- [Short task]
Take each line containing "name" and report it exactly as written.

--- BEGIN ---

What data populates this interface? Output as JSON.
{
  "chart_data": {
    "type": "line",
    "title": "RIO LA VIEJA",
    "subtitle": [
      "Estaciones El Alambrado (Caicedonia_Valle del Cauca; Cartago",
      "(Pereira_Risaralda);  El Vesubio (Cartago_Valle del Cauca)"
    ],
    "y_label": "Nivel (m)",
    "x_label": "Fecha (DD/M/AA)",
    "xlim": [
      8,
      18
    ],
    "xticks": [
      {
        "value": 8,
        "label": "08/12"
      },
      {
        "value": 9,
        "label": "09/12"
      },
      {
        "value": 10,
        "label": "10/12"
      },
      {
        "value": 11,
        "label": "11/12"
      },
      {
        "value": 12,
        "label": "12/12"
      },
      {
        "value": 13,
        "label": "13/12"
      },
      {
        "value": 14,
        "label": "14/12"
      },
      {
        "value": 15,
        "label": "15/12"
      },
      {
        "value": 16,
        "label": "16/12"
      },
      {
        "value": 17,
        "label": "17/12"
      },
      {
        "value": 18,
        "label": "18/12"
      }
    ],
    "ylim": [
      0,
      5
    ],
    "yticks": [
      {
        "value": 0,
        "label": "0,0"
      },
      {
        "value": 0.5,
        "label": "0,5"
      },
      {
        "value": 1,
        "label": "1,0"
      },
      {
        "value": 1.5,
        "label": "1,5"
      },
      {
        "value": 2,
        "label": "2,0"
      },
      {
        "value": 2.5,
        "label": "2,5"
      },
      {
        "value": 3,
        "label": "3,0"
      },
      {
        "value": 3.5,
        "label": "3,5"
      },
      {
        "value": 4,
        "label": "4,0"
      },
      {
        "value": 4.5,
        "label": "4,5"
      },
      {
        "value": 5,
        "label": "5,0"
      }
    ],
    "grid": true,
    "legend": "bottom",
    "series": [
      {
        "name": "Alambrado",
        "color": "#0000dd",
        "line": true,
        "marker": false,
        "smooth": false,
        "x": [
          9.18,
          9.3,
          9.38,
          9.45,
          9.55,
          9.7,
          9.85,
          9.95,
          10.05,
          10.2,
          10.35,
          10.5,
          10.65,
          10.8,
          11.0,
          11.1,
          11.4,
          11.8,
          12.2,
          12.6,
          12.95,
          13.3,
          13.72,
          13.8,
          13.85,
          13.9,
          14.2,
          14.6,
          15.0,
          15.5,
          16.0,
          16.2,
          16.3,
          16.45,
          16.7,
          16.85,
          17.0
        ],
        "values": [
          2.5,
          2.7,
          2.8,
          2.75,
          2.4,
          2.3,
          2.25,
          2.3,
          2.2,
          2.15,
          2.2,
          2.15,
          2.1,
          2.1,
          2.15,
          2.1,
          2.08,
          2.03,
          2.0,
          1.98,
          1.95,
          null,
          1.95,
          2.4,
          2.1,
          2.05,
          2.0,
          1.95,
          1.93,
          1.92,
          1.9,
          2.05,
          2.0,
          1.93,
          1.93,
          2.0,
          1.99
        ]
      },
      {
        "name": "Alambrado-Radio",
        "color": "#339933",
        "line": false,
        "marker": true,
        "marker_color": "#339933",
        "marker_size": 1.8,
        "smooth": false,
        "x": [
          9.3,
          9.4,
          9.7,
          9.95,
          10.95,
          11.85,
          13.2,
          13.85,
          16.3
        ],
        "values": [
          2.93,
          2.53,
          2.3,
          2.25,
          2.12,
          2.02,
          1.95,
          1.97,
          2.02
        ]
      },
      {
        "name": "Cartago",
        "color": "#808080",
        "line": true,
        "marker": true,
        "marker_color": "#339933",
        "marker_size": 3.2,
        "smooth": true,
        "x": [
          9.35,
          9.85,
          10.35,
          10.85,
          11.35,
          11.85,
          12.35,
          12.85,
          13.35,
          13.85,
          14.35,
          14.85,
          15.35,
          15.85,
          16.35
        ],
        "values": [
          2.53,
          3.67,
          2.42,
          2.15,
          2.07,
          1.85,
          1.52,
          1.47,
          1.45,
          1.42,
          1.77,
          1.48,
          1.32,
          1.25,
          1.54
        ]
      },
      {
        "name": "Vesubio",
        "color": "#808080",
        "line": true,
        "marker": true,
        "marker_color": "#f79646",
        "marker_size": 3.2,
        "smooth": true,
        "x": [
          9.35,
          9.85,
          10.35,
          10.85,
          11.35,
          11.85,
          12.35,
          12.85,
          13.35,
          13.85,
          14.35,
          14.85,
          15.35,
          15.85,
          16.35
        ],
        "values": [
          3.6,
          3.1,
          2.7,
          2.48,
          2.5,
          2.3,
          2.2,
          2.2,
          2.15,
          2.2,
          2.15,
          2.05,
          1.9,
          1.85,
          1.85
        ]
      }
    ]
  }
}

--- END ---

- [Result of this task]
        "name": "Alambrado",
        "name": "Alambrado-Radio",
        "name": "Cartago",
        "name": "Vesubio",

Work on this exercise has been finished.